> **Provided records**:
⁂

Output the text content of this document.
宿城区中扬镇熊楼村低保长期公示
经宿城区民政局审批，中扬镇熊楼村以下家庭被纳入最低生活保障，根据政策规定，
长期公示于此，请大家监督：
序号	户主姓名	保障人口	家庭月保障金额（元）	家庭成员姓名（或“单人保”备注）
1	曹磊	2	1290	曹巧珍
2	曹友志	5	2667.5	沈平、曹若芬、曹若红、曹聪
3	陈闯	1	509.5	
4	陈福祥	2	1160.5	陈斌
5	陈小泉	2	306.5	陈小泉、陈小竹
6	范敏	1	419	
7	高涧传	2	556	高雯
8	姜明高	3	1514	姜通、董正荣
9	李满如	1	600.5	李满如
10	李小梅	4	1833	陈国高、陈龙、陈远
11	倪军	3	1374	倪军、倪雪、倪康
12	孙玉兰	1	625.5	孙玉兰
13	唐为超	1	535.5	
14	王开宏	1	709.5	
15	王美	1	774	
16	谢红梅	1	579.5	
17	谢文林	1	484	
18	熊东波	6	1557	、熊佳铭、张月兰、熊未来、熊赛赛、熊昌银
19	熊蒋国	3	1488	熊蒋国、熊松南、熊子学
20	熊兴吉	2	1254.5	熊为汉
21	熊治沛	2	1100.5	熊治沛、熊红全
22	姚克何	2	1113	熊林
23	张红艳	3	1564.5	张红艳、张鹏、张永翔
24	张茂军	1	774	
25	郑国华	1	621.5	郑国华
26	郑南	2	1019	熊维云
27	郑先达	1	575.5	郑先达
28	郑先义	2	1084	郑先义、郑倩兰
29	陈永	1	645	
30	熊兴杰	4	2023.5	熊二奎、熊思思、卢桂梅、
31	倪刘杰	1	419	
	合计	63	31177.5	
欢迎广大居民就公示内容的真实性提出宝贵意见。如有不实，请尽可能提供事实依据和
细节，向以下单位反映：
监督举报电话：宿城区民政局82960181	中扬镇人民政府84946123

⁂

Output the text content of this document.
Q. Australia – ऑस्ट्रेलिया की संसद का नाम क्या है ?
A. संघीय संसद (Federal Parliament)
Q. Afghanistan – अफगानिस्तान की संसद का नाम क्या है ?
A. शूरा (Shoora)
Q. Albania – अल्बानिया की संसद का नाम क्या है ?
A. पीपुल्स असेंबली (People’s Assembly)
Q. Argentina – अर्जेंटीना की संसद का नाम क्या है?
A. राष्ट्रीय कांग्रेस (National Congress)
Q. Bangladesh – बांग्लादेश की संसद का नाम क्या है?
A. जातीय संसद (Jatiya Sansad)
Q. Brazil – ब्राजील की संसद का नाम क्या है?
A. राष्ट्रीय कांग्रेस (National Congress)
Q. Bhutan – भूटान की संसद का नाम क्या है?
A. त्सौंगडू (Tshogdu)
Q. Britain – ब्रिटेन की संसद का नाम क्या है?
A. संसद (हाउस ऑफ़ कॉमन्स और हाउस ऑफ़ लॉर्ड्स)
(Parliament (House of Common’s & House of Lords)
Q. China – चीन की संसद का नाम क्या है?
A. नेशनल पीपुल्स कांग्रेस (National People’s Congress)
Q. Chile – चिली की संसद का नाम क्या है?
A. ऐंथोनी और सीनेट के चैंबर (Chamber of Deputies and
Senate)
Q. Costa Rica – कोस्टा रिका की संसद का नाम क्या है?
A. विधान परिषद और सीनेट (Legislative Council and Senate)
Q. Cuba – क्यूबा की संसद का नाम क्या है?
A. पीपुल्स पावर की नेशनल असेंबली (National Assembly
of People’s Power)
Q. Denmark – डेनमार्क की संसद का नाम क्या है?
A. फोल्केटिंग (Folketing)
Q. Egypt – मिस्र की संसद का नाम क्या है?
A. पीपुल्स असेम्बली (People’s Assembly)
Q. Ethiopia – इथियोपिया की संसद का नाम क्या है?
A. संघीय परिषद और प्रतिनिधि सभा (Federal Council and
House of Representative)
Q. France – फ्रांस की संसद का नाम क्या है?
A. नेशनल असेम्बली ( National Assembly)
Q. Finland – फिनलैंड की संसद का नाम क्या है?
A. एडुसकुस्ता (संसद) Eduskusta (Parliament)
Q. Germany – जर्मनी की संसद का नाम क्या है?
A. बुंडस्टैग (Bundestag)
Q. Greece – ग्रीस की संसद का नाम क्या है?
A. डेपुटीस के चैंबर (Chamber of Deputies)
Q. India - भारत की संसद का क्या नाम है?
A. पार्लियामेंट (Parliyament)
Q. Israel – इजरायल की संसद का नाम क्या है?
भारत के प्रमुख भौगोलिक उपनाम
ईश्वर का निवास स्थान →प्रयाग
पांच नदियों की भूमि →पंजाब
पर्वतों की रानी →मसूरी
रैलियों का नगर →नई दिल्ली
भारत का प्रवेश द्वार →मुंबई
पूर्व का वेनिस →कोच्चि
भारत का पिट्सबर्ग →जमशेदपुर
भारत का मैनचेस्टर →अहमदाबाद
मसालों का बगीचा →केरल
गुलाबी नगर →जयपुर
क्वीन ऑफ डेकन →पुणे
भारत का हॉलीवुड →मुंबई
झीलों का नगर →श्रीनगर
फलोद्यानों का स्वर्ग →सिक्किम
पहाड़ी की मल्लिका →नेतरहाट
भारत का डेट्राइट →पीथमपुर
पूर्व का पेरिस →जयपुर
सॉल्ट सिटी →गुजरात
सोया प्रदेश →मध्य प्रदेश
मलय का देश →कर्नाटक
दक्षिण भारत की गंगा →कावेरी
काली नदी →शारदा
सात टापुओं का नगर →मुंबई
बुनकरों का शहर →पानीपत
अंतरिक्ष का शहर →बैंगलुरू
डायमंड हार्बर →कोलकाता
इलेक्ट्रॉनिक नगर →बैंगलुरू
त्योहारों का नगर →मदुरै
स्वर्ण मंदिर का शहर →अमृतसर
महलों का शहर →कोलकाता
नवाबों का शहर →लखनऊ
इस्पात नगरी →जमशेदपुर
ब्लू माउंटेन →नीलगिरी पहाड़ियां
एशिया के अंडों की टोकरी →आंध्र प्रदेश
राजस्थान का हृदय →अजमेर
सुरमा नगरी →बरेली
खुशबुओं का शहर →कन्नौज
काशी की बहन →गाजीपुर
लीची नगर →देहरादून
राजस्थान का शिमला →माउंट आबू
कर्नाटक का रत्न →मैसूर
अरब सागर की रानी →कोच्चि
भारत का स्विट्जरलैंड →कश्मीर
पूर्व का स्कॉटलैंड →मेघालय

⁂

> **What you will do**: Find the lines holding "Senate" and list every one.

> **Response to the task**:
Senate)
A. विधान परिषद और सीनेट (Legislative Council and Senate)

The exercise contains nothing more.